To do: Leaving out every picture, quote the data below exactly as it appears.

════════

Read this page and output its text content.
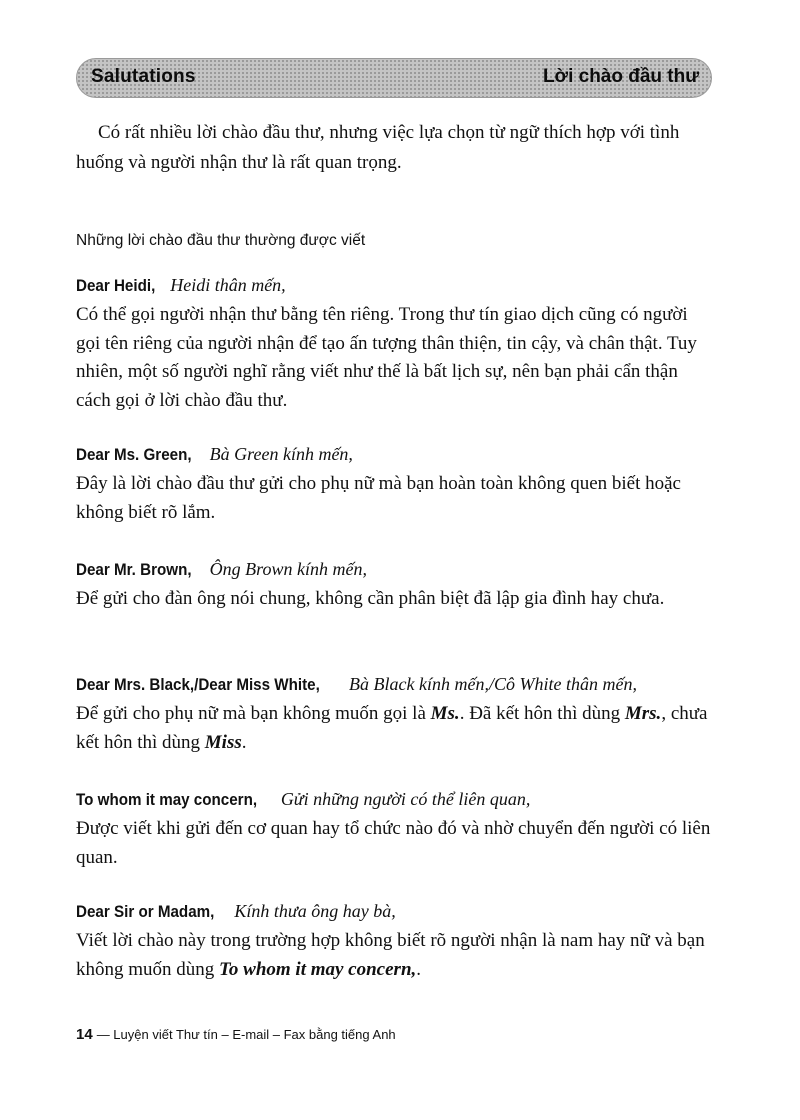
Salutations	Lời chào đầu thư

Có rất nhiều lời chào đầu thư, nhưng việc lựa chọn từ ngữ thích hợp với tình huống và người nhận thư là rất quan trọng.

Những lời chào đầu thư thường được viết
Dear Heidi, Heidi thân mến,

Có thể gọi người nhận thư bằng tên riêng. Trong thư tín giao dịch cũng có người gọi tên riêng của người nhận để tạo ấn tượng thân thiện, tin cậy, và chân thật. Tuy nhiên, một số người nghĩ rằng viết như thế là bất lịch sự, nên bạn phải cẩn thận cách gọi ở lời chào đầu thư.

Dear Ms. Green, Bà Green kính mến,

Đây là lời chào đầu thư gửi cho phụ nữ mà bạn hoàn toàn không quen biết hoặc không biết rõ lắm.

Dear Mr. Brown, Ông Brown kính mến,

Để gửi cho đàn ông nói chung, không cần phân biệt đã lập gia đình hay chưa.

Dear Mrs. Black,/Dear Miss White, Bà Black kính mến,/Cô White thân mến,

Để gửi cho phụ nữ mà bạn không muốn gọi là Ms.. Đã kết hôn thì dùng Mrs., chưa kết hôn thì dùng Miss.

To whom it may concern, Gửi những người có thể liên quan,

Được viết khi gửi đến cơ quan hay tổ chức nào đó và nhờ chuyển đến người có liên quan.

Dear Sir or Madam, Kính thưa ông hay bà,

Viết lời chào này trong trường hợp không biết rõ người nhận là nam hay nữ và bạn không muốn dùng To whom it may concern,.

14 — Luyện viết Thư tín – E-mail – Fax bằng tiếng Anh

════════

Written answer:
Read this page and output its text content.
Salutations	Lời chào đầu thư

Có rất nhiều lời chào đầu thư, nhưng việc lựa chọn từ ngữ thích hợp với tình huống và người nhận thư là rất quan trọng.

Những lời chào đầu thư thường được viết
Dear Heidi, Heidi thân mến,

Có thể gọi người nhận thư bằng tên riêng. Trong thư tín giao dịch cũng có người gọi tên riêng của người nhận để tạo ấn tượng thân thiện, tin cậy, và chân thật. Tuy nhiên, một số người nghĩ rằng viết như thế là bất lịch sự, nên bạn phải cẩn thận cách gọi ở lời chào đầu thư.

Dear Ms. Green, Bà Green kính mến,

Đây là lời chào đầu thư gửi cho phụ nữ mà bạn hoàn toàn không quen biết hoặc không biết rõ lắm.

Dear Mr. Brown, Ông Brown kính mến,

Để gửi cho đàn ông nói chung, không cần phân biệt đã lập gia đình hay chưa.

Dear Mrs. Black,/Dear Miss White, Bà Black kính mến,/Cô White thân mến,

Để gửi cho phụ nữ mà bạn không muốn gọi là Ms.. Đã kết hôn thì dùng Mrs., chưa kết hôn thì dùng Miss.

To whom it may concern, Gửi những người có thể liên quan,

Được viết khi gửi đến cơ quan hay tổ chức nào đó và nhờ chuyển đến người có liên quan.

Dear Sir or Madam, Kính thưa ông hay bà,

Viết lời chào này trong trường hợp không biết rõ người nhận là nam hay nữ và bạn không muốn dùng To whom it may concern,.

14 — Luyện viết Thư tín – E-mail – Fax bằng tiếng Anh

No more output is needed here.